RECORD LIST start

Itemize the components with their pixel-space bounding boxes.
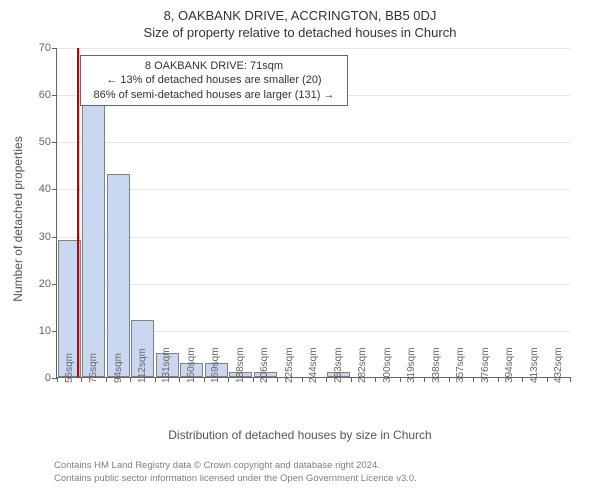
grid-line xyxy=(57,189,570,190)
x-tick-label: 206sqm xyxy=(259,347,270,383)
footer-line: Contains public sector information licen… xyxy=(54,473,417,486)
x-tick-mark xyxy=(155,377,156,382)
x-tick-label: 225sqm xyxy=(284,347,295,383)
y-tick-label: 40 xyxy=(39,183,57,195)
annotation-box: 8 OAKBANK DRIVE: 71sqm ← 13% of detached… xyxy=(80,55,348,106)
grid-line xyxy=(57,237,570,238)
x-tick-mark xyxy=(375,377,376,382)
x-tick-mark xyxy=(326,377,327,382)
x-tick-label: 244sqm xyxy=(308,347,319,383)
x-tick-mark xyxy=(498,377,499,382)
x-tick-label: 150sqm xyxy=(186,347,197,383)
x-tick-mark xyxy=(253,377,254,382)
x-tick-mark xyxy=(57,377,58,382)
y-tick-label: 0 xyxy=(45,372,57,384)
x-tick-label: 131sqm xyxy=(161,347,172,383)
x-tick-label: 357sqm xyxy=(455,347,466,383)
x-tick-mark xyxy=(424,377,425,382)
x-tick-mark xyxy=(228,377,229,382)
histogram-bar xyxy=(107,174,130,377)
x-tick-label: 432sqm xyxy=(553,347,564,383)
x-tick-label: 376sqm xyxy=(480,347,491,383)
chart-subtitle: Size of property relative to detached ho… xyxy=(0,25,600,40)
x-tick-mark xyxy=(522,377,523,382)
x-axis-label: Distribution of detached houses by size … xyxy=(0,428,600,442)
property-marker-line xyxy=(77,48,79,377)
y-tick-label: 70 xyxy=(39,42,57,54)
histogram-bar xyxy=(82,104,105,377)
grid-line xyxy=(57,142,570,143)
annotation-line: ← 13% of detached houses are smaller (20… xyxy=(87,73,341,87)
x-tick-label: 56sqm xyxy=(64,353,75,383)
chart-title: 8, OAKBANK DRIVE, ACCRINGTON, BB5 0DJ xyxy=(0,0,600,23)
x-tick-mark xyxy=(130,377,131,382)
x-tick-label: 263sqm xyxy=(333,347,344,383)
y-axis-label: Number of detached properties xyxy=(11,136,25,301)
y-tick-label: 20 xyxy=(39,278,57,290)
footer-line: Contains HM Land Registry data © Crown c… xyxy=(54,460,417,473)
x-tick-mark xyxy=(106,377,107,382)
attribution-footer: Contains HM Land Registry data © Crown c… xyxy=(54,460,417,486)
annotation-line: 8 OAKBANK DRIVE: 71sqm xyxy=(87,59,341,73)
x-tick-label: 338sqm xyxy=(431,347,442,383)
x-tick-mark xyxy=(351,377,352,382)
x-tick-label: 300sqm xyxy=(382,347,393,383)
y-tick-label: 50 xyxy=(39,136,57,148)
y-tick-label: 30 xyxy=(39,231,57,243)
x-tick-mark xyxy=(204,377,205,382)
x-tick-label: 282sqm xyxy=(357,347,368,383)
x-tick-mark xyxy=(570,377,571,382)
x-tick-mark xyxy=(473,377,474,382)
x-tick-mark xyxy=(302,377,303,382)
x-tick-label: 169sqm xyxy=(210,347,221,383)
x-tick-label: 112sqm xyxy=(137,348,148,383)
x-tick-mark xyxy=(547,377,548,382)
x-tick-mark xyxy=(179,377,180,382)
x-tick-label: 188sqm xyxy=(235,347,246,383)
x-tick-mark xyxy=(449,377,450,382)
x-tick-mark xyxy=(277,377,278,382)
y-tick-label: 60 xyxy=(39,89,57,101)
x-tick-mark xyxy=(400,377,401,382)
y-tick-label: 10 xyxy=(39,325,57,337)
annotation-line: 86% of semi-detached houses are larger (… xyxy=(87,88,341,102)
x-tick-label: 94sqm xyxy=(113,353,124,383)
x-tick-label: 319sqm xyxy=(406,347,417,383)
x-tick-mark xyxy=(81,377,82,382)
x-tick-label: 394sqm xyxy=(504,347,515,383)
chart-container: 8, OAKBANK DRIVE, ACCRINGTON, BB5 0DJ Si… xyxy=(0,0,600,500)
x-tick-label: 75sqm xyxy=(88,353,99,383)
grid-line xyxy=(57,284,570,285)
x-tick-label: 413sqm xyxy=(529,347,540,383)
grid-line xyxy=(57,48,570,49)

RECORD LIST end

# STATED EXERCISE
Show every line of the listing above that contains the string "Registry", treating uppercase and lowercase letters as different.

# ANSWER TO THIS TASK
footer-line: Contains HM Land Registry data © Crown c… xyxy=(54,460,417,473)
attribution-footer: Contains HM Land Registry data © Crown c… xyxy=(54,460,417,486)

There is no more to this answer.